─── Extracted information ───

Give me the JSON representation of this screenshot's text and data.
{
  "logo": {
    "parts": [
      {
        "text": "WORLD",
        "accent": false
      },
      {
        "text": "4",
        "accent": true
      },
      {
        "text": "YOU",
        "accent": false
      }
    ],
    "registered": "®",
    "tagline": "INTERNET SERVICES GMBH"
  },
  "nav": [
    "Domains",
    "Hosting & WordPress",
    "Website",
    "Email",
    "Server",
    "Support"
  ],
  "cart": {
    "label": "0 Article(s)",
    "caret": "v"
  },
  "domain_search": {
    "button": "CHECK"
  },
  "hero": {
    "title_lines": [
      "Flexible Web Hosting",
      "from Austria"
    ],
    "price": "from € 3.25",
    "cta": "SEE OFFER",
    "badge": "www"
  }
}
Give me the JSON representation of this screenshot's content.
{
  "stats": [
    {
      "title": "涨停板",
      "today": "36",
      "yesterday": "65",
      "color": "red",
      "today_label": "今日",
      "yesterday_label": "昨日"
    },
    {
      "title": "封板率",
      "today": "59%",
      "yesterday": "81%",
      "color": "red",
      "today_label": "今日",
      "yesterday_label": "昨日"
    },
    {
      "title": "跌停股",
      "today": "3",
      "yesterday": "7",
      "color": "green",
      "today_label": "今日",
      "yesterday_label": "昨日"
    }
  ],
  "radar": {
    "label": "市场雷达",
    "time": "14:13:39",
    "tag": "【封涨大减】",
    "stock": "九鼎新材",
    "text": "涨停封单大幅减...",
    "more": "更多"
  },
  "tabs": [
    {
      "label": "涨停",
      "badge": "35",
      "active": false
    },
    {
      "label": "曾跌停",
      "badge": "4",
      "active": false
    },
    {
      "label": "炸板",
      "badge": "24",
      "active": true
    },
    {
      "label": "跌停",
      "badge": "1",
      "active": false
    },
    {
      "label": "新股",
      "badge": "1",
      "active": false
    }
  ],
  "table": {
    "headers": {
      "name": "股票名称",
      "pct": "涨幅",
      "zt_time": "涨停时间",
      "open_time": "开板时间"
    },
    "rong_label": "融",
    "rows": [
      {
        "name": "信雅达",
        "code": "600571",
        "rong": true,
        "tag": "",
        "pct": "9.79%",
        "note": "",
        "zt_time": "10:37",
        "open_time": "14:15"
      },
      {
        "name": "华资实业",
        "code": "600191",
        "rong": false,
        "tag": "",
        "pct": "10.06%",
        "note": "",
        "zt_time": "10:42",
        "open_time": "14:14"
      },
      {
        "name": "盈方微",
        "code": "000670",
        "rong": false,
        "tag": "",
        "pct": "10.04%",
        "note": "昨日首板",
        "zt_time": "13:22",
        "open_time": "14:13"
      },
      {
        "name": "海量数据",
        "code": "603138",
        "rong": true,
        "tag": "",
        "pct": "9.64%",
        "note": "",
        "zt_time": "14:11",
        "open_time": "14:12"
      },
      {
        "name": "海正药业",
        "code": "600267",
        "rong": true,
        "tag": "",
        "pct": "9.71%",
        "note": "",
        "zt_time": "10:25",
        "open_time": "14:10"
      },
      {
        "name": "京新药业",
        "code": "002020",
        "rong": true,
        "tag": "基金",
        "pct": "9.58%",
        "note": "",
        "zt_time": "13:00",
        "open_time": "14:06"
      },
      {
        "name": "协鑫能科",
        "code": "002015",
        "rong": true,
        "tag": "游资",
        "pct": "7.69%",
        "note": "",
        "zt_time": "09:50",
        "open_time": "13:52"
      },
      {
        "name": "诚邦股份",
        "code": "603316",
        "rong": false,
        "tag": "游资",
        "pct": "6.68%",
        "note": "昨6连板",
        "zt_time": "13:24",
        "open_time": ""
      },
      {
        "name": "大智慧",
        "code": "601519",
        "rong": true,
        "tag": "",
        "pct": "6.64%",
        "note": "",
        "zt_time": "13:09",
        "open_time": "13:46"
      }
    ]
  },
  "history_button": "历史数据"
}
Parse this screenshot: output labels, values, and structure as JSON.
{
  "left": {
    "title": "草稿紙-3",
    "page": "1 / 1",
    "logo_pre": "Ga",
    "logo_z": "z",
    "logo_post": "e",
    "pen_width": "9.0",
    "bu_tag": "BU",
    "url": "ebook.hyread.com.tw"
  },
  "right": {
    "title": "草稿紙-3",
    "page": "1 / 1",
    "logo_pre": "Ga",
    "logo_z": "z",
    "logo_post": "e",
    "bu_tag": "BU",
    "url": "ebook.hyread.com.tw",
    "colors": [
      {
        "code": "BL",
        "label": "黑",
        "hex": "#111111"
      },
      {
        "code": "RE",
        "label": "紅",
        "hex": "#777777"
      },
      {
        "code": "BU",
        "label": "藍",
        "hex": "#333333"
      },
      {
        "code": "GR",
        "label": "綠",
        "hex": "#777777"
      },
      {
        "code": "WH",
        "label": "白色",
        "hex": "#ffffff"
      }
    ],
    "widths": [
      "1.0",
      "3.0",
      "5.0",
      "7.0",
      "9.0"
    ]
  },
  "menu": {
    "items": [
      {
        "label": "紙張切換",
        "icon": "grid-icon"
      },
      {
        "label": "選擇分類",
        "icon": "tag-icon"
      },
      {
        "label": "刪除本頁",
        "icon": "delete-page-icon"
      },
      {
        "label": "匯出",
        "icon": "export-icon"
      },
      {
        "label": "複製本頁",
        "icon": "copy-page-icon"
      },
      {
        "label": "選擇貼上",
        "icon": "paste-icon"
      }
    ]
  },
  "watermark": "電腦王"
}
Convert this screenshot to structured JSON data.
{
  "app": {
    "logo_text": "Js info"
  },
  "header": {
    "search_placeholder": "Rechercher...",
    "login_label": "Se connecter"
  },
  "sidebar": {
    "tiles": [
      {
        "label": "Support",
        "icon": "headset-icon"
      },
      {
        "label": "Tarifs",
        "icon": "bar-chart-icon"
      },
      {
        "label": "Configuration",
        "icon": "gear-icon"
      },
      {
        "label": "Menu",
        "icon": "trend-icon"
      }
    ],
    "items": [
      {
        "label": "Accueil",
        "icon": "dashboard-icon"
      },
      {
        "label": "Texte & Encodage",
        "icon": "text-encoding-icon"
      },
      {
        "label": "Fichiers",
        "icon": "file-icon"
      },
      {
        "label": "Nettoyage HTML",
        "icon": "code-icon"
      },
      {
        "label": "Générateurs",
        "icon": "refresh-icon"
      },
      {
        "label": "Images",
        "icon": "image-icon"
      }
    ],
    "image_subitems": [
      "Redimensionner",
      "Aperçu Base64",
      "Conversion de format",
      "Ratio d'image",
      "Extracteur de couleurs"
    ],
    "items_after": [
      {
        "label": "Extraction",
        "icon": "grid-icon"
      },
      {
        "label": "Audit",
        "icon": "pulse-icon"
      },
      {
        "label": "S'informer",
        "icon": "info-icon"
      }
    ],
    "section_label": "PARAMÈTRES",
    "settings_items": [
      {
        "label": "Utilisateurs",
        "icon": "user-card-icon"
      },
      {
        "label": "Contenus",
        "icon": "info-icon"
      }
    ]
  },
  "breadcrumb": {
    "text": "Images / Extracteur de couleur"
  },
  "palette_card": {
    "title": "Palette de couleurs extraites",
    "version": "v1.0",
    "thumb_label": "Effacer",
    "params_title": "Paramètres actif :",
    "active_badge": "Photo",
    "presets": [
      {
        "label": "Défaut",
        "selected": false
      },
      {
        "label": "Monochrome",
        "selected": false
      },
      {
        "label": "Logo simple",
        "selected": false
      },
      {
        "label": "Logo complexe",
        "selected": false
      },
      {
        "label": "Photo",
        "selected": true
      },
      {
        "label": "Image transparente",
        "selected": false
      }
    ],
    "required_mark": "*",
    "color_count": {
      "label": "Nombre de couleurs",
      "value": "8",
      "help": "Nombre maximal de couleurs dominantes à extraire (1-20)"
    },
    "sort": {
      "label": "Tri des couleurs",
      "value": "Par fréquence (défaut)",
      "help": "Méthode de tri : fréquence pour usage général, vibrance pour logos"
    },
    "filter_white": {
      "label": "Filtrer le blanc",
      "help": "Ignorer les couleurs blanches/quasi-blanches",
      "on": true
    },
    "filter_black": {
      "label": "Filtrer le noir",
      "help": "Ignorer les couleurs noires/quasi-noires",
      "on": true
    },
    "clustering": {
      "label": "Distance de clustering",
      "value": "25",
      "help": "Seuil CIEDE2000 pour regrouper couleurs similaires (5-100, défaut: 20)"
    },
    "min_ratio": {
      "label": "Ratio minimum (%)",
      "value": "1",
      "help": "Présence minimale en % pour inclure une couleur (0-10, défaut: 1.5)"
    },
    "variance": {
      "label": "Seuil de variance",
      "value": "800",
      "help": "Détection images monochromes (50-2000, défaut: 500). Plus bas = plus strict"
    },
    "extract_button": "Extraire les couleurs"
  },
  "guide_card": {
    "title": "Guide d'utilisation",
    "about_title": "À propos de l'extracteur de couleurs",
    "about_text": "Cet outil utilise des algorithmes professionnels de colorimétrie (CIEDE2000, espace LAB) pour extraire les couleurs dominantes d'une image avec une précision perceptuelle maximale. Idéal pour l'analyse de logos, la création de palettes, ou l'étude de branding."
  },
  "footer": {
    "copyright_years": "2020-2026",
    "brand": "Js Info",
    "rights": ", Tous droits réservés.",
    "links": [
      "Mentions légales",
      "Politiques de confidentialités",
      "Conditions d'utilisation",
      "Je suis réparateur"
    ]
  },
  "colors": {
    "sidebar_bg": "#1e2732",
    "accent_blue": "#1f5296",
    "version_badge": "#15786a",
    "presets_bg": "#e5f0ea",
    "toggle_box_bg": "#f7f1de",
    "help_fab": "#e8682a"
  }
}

───

Report the number of lines in the listing that include the string "page"; give nothing but the number.

4